(Task description):
Please write out the material that follows, exactly as it stands.

>>>>

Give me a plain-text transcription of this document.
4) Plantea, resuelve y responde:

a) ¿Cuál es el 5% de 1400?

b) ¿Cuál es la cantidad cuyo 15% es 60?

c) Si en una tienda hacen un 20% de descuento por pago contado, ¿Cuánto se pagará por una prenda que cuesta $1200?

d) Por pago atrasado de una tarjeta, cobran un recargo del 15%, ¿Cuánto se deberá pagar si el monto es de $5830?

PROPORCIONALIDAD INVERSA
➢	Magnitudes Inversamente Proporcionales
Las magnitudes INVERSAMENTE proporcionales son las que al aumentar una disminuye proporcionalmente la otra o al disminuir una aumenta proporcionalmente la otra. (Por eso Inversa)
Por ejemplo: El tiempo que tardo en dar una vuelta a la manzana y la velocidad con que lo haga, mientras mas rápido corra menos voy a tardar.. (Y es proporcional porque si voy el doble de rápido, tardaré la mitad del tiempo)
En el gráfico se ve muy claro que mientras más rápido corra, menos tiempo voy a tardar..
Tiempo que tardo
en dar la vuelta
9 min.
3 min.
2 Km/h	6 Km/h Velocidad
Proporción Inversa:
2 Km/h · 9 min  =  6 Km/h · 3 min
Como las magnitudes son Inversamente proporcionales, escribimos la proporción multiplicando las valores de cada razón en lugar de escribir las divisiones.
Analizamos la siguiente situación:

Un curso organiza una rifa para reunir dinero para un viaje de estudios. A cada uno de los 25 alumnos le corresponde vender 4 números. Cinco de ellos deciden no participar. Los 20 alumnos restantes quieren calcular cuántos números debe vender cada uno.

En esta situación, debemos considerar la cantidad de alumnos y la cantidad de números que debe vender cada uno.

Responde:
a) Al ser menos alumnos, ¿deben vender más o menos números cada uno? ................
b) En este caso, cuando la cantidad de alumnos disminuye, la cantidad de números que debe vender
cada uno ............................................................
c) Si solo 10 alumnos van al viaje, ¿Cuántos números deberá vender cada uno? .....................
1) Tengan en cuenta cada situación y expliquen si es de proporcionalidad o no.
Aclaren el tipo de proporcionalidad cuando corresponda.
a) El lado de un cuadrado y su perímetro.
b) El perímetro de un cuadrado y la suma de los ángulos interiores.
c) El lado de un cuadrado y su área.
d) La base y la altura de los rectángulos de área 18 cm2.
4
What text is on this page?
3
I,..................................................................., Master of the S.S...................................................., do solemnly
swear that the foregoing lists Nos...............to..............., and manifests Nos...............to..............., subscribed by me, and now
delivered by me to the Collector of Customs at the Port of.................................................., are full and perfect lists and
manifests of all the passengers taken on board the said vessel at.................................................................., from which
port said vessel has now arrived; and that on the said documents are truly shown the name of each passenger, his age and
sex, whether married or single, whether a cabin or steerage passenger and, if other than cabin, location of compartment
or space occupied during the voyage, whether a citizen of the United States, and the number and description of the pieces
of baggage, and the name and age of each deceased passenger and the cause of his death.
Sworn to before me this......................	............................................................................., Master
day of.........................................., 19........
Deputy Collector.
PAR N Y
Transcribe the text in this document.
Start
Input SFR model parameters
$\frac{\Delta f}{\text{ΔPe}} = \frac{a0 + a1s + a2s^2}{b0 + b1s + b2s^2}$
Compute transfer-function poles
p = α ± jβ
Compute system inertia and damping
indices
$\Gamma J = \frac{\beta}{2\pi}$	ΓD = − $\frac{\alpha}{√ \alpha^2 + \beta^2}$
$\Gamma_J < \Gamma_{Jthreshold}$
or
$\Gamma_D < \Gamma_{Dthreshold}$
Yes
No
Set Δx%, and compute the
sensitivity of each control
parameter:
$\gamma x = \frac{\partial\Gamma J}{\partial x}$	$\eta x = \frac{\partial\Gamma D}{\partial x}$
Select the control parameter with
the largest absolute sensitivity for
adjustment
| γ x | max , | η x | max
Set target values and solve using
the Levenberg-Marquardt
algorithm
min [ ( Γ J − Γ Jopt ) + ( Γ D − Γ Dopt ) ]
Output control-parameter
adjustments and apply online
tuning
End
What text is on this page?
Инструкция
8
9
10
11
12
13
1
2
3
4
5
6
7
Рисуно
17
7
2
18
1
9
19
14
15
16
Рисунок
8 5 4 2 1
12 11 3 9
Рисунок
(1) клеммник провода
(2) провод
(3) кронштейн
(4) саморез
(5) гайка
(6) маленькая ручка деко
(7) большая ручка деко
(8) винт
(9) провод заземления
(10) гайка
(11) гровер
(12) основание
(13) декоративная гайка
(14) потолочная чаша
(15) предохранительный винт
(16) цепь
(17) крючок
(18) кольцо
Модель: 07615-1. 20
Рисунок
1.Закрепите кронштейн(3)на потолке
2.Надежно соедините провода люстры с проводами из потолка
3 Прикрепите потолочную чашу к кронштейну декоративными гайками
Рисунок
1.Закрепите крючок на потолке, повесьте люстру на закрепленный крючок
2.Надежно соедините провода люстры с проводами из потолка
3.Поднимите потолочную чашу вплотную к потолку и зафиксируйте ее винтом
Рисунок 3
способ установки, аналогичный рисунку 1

<<<<

(Reply):
Give me a plain-text transcription of this document.
4) Plantea, resuelve y responde:

a) ¿Cuál es el 5% de 1400?

b) ¿Cuál es la cantidad cuyo 15% es 60?

c) Si en una tienda hacen un 20% de descuento por pago contado, ¿Cuánto se pagará por una prenda que cuesta $1200?

d) Por pago atrasado de una tarjeta, cobran un recargo del 15%, ¿Cuánto se deberá pagar si el monto es de $5830?

PROPORCIONALIDAD INVERSA
➢	Magnitudes Inversamente Proporcionales
Las magnitudes INVERSAMENTE proporcionales son las que al aumentar una disminuye proporcionalmente la otra o al disminuir una aumenta proporcionalmente la otra. (Por eso Inversa)
Por ejemplo: El tiempo que tardo en dar una vuelta a la manzana y la velocidad con que lo haga, mientras mas rápido corra menos voy a tardar.. (Y es proporcional porque si voy el doble de rápido, tardaré la mitad del tiempo)
En el gráfico se ve muy claro que mientras más rápido corra, menos tiempo voy a tardar..
Tiempo que tardo
en dar la vuelta
9 min.
3 min.
2 Km/h	6 Km/h Velocidad
Proporción Inversa:
2 Km/h · 9 min  =  6 Km/h · 3 min
Como las magnitudes son Inversamente proporcionales, escribimos la proporción multiplicando las valores de cada razón en lugar de escribir las divisiones.
Analizamos la siguiente situación:

Un curso organiza una rifa para reunir dinero para un viaje de estudios. A cada uno de los 25 alumnos le corresponde vender 4 números. Cinco de ellos deciden no participar. Los 20 alumnos restantes quieren calcular cuántos números debe vender cada uno.

En esta situación, debemos considerar la cantidad de alumnos y la cantidad de números que debe vender cada uno.

Responde:
a) Al ser menos alumnos, ¿deben vender más o menos números cada uno? ................
b) En este caso, cuando la cantidad de alumnos disminuye, la cantidad de números que debe vender
cada uno ............................................................
c) Si solo 10 alumnos van al viaje, ¿Cuántos números deberá vender cada uno? .....................
1) Tengan en cuenta cada situación y expliquen si es de proporcionalidad o no.
Aclaren el tipo de proporcionalidad cuando corresponda.
a) El lado de un cuadrado y su perímetro.
b) El perímetro de un cuadrado y la suma de los ángulos interiores.
c) El lado de un cuadrado y su área.
d) La base y la altura de los rectángulos de área 18 cm2.
4
What text is on this page?
3
I,..................................................................., Master of the S.S...................................................., do solemnly
swear that the foregoing lists Nos...............to..............., and manifests Nos...............to..............., subscribed by me, and now
delivered by me to the Collector of Customs at the Port of.................................................., are full and perfect lists and
manifests of all the passengers taken on board the said vessel at.................................................................., from which
port said vessel has now arrived; and that on the said documents are truly shown the name of each passenger, his age and
sex, whether married or single, whether a cabin or steerage passenger and, if other than cabin, location of compartment
or space occupied during the voyage, whether a citizen of the United States, and the number and description of the pieces
of baggage, and the name and age of each deceased passenger and the cause of his death.
Sworn to before me this......................	............................................................................., Master
day of.........................................., 19........
Deputy Collector.
PAR N Y
Transcribe the text in this document.
Start
Input SFR model parameters
$\frac{\Delta f}{\text{ΔPe}} = \frac{a0 + a1s + a2s^2}{b0 + b1s + b2s^2}$
Compute transfer-function poles
p = α ± jβ
Compute system inertia and damping
indices
$\Gamma J = \frac{\beta}{2\pi}$	ΓD = − $\frac{\alpha}{√ \alpha^2 + \beta^2}$
$\Gamma_J < \Gamma_{Jthreshold}$
or
$\Gamma_D < \Gamma_{Dthreshold}$
Yes
No
Set Δx%, and compute the
sensitivity of each control
parameter:
$\gamma x = \frac{\partial\Gamma J}{\partial x}$	$\eta x = \frac{\partial\Gamma D}{\partial x}$
Select the control parameter with
the largest absolute sensitivity for
adjustment
| γ x | max , | η x | max
Set target values and solve using
the Levenberg-Marquardt
algorithm
min [ ( Γ J − Γ Jopt ) + ( Γ D − Γ Dopt ) ]
Output control-parameter
adjustments and apply online
tuning
End
What text is on this page?
Инструкция
8
9
10
11
12
13
1
2
3
4
5
6
7
Рисуно
17
7
2
18
1
9
19
14
15
16
Рисунок
8 5 4 2 1
12 11 3 9
Рисунок
(1) клеммник провода
(2) провод
(3) кронштейн
(4) саморез
(5) гайка
(6) маленькая ручка деко
(7) большая ручка деко
(8) винт
(9) провод заземления
(10) гайка
(11) гровер
(12) основание
(13) декоративная гайка
(14) потолочная чаша
(15) предохранительный винт
(16) цепь
(17) крючок
(18) кольцо
Модель: 07615-1. 20
Рисунок
1.Закрепите кронштейн(3)на потолке
2.Надежно соедините провода люстры с проводами из потолка
3 Прикрепите потолочную чашу к кронштейну декоративными гайками
Рисунок
1.Закрепите крючок на потолке, повесьте люстру на закрепленный крючок
2.Надежно соедините провода люстры с проводами из потолка
3.Поднимите потолочную чашу вплотную к потолку и зафиксируйте ее винтом
Рисунок 3
способ установки, аналогичный рисунку 1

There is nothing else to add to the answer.